***** TEXT SEGMENT *****

Conversely, the rate of prepayment on our mortgage assets may decrease if
interest rates rise or if the difference between long term and short term
interest rates increases. Decreased prepayments would cause us to amortize the
premiums paid for our ARM assets over a longer time period, resulting in an
increased yield on our mortgage assets. Therefore, in rising interest rate
environments where prepayments are declining, not only would the interest rate
on the ARM assets portfolio increase to re-establish a spread over the higher
interest rates, but the yield also would rise due to slower prepayments. The
combined effect could significantly mitigate other negative effects that rising
short-term interest rates might have on earnings.

Lastly, because we invest primarily in ARM assets, and approximately 8% to 10%
of such assets are purchased with shareholders' equity, our earnings, over time,
will tend to increase, after an initial short term decline, following


43

periods when short term interest rates have risen, and decrease after an initial
short term increase, following periods when short term interest rates have
declined. This is because the financed portion of our portfolio of ARM assets
will, over time, reprice to a spread over our cost of funds, while the portion
of our portfolio of ARM assets purchased with shareholders' equity will
generally have a higher yield in a higher interest rate environment and a lower
yield in a lower interest rate environment.

OTHER MATTERS

The Internal Revenue Code of 1986, as amended (the "Code"), requires that at
least 75% of our total assets must be Qualified REIT Assets, as defined by the
Code. The Code also requires that we meet a defined 75% source of income test
and a 90% source of income test. As of March 31, 2003, we calculated that we
were in compliance with all of these requirements. We also met all REIT
requirements regarding the ownership of our common stock and the distributions
of our net income. Therefore, as of March 31, 2003, we believe that we continue
to qualify as a REIT under the provisions of the Code.

We intend to conduct our business so as not to become regulated as an investment
company under the Investment Company Act of 1940, as amended. If we were to
become regulated as an investment company, our use of leverage would be
substantially reduced. The Investment Company Act exempts entities that are
"primarily engaged in the business of purchasing or otherwise acquiring
mortgages and other liens on and interests in real estate" ("Qualifying
Interests"). Under current interpretation of the staff of the SEC, in order to
qualify for this exemption, we must maintain at least 55% of our assets directly
in Qualifying Interests as defined in the Code. In addition, unless certain
mortgage securities represent all the certificates issued with respect to an
underlying pool of mortgages, such mortgage securities may be treated as
securities separate from the underlying mortgage loans and, thus, may not be
considered Qualifying Interests for purposes of the 55% requirement. We
calculated that we are in compliance with this requirement.

***** RECORD EXTRACTS *****

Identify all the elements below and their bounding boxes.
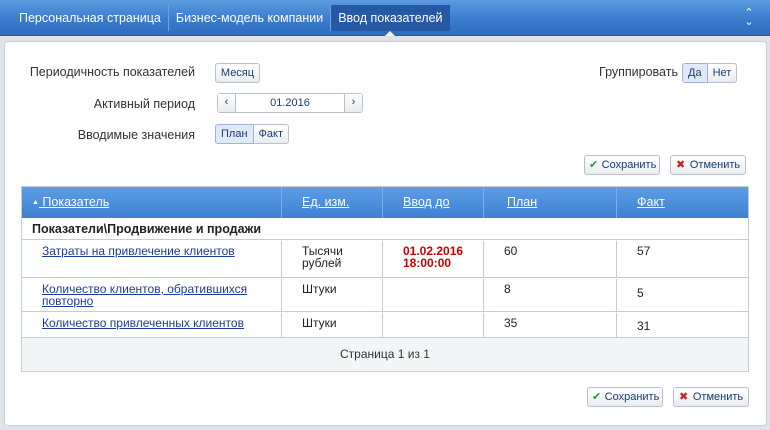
tab-indicator-input[interactable]: Ввод показателей (331, 5, 450, 36)
input-values-toggle: План Факт (215, 124, 289, 144)
column-header-unit[interactable]: Ед. изм. (282, 187, 383, 218)
fact-value[interactable]: 5 (637, 287, 644, 299)
group-label: Группировать (599, 65, 678, 79)
cross-icon: ✖ (679, 391, 689, 403)
group-row-title: Показатели\Продвижение и продажи (22, 218, 748, 240)
periodicity-button[interactable]: Месяц (215, 63, 260, 83)
cross-icon: ✖ (676, 159, 686, 171)
table-row: Количество клиентов, обратившихся повтор… (22, 279, 748, 312)
column-header-indicator-label: Показатель (42, 195, 110, 209)
group-option-yes[interactable]: Да (682, 63, 708, 83)
cell-unit: Тысячи рублей (282, 241, 383, 277)
indicator-link[interactable]: Количество привлеченных клиентов (42, 317, 244, 329)
unit-value: Штуки (302, 282, 337, 296)
unit-value: Тысячи рублей (302, 244, 343, 270)
cancel-button-top[interactable]: ✖ Отменить (670, 155, 746, 175)
cancel-label: Отменить (689, 159, 741, 171)
group-option-no[interactable]: Нет (707, 63, 738, 83)
periodicity-label: Периодичность показателей (29, 65, 195, 79)
cell-indicator: Количество клиентов, обратившихся повтор… (22, 279, 282, 311)
fact-value[interactable]: 57 (637, 245, 650, 257)
main-panel: Периодичность показателей Месяц Активный… (4, 41, 767, 426)
cell-deadline (383, 279, 484, 311)
save-button-top[interactable]: ✔ Сохранить (584, 155, 660, 175)
cell-fact: 31 (617, 313, 748, 337)
cell-plan: 8 (484, 279, 617, 311)
plan-value[interactable]: 8 (504, 283, 511, 295)
cell-indicator: Количество привлеченных клиентов (22, 313, 282, 337)
save-button-bottom[interactable]: ✔ Сохранить (587, 387, 663, 407)
cell-deadline (383, 313, 484, 337)
checkmark-icon: ✔ (589, 159, 599, 171)
column-header-plan[interactable]: План (484, 187, 617, 218)
pagination-info: Страница 1 из 1 (22, 338, 748, 371)
cell-plan: 35 (484, 313, 617, 337)
top-nav-bar: Персональная страница Бизнес-модель комп… (0, 0, 770, 36)
fact-value[interactable]: 31 (637, 320, 650, 332)
prev-period-icon[interactable]: ‹ (218, 94, 236, 112)
tab-personal-page[interactable]: Персональная страница (12, 5, 169, 31)
cell-fact: 57 (617, 241, 748, 277)
cell-indicator: Затраты на привлечение клиентов (22, 241, 282, 277)
cell-fact: 5 (617, 279, 748, 311)
cancel-button-bottom[interactable]: ✖ Отменить (673, 387, 749, 407)
active-period-label: Активный период (93, 97, 195, 111)
sort-asc-icon: ▲ (32, 199, 39, 207)
input-values-label: Вводимые значения (77, 128, 195, 142)
cancel-label: Отменить (692, 391, 744, 403)
cell-deadline: 01.02.2016 18:00:00 (383, 241, 484, 277)
values-option-fact[interactable]: Факт (253, 124, 289, 144)
cell-unit: Штуки (282, 313, 383, 337)
next-period-icon[interactable]: › (344, 94, 362, 112)
values-option-plan[interactable]: План (215, 124, 254, 144)
checkmark-icon: ✔ (592, 391, 602, 403)
column-header-fact[interactable]: Факт (617, 187, 748, 218)
save-label: Сохранить (601, 159, 657, 171)
column-header-indicator[interactable]: ▲ Показатель (22, 187, 282, 218)
collapse-icon[interactable]: ⌃ ⌄ (742, 8, 756, 28)
active-period-picker: ‹ 01.2016 › (217, 93, 363, 113)
tab-strip: Персональная страница Бизнес-модель комп… (12, 5, 450, 36)
indicator-link[interactable]: Количество клиентов, обратившихся повтор… (42, 283, 267, 307)
table-row: Количество привлеченных клиентов Штуки 3… (22, 313, 748, 338)
tab-business-model[interactable]: Бизнес-модель компании (169, 5, 332, 31)
indicators-table: ▲ Показатель Ед. изм. Ввод до План Факт … (21, 186, 749, 372)
table-header: ▲ Показатель Ед. изм. Ввод до План Факт (22, 187, 748, 218)
cell-plan: 60 (484, 241, 617, 277)
save-label: Сохранить (604, 391, 660, 403)
column-header-deadline[interactable]: Ввод до (383, 187, 484, 218)
plan-value[interactable]: 60 (504, 245, 517, 257)
active-period-value[interactable]: 01.2016 (236, 94, 344, 112)
unit-value: Штуки (302, 316, 337, 330)
group-toggle: Да Нет (682, 63, 738, 83)
plan-value[interactable]: 35 (504, 317, 517, 329)
indicator-link[interactable]: Затраты на привлечение клиентов (42, 245, 235, 257)
table-row: Затраты на привлечение клиентов Тысячи р… (22, 241, 748, 278)
deadline-value: 01.02.2016 18:00:00 (403, 244, 464, 270)
cell-unit: Штуки (282, 279, 383, 311)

*****

* WHAT TO WORK ON:
a - Set down everything in the filing excerpt from "periods when short term interest rates have risen, and" down to "interest rate environment.", with no changes.
b - Put this sentence from the filing excerpt into Spanish: "If we were to become regulated as an investment company, our use of leverage would be substantially reduced."
c - Extend the filing excerpt on ARM assets and REIT rules, picking up after its final sentence.

* OUTPUTS IN ORDER:
a -
periods when short term interest rates have risen, and decrease after an initial
short term increase, following periods when short term interest rates have
declined. This is because the financed portion of our portfolio of ARM assets
will, over time, reprice to a spread over our cost of funds, while the portion
of our portfolio of ARM assets purchased with shareholders' equity will
generally have a higher yield in a higher interest rate environment and a lower
yield in a lower interest rate environment.

b - Si llegáramos a estar regulados como una compañía de inversión, nuestro uso del apalancamiento se reduciría sustancialmente.

c -
ITEM 3 QUANTITATIVE AND QUALITATIVE DISCLOSURES ABOUT MARKET RISK

The information called for by Item 3 is incorporated by reference from the
information in Part I, Item 2 under the caption "Market Risks."

ITEM 4. CONTROLS AND PROCEDURES

Under the supervision, and with the participation of the Chief Executive
Officer, the President and Chief Operating Officer and the Executive Vice
President, Chief Financial Officer and Treasurer, management has evaluated the
effectiveness of the design and operation of the Company's disclosure controls
and procedures as of a date within 90 days prior to the filing date of this
quarterly report pursuant to Exchange Act Rule 13a-14. Based on that evaluation,
the Chief Executive Officer, the President and Chief Operating Officer and the
Executive Vice President, Chief Financial Officer and Treasurer, concluded that
the Company's disclosure controls and procedures were effective. There have been
no significant changes in the Company's internal controls or in other factors
that could significantly affect internal controls subsequent to their
evaluation.


44

PART II. OTHER INFORMATION

Item 1. Legal Proceedings

At March 31, 2003, there were no pending legal proceedings to which
we were a party or of which any of our property was subject.

Item 2. Changes in Securities and Use of Proceeds

Not applicable

Item 3. Defaults Upon Senior Securities

Not applicable

Item 4. Submission of Matters to a Vote of Security Holders

None

Item 5. Other Information

None

Item 6. Exhibits and Reports on Form 8-K:

(a) Exhibits

See "Exhibit Index"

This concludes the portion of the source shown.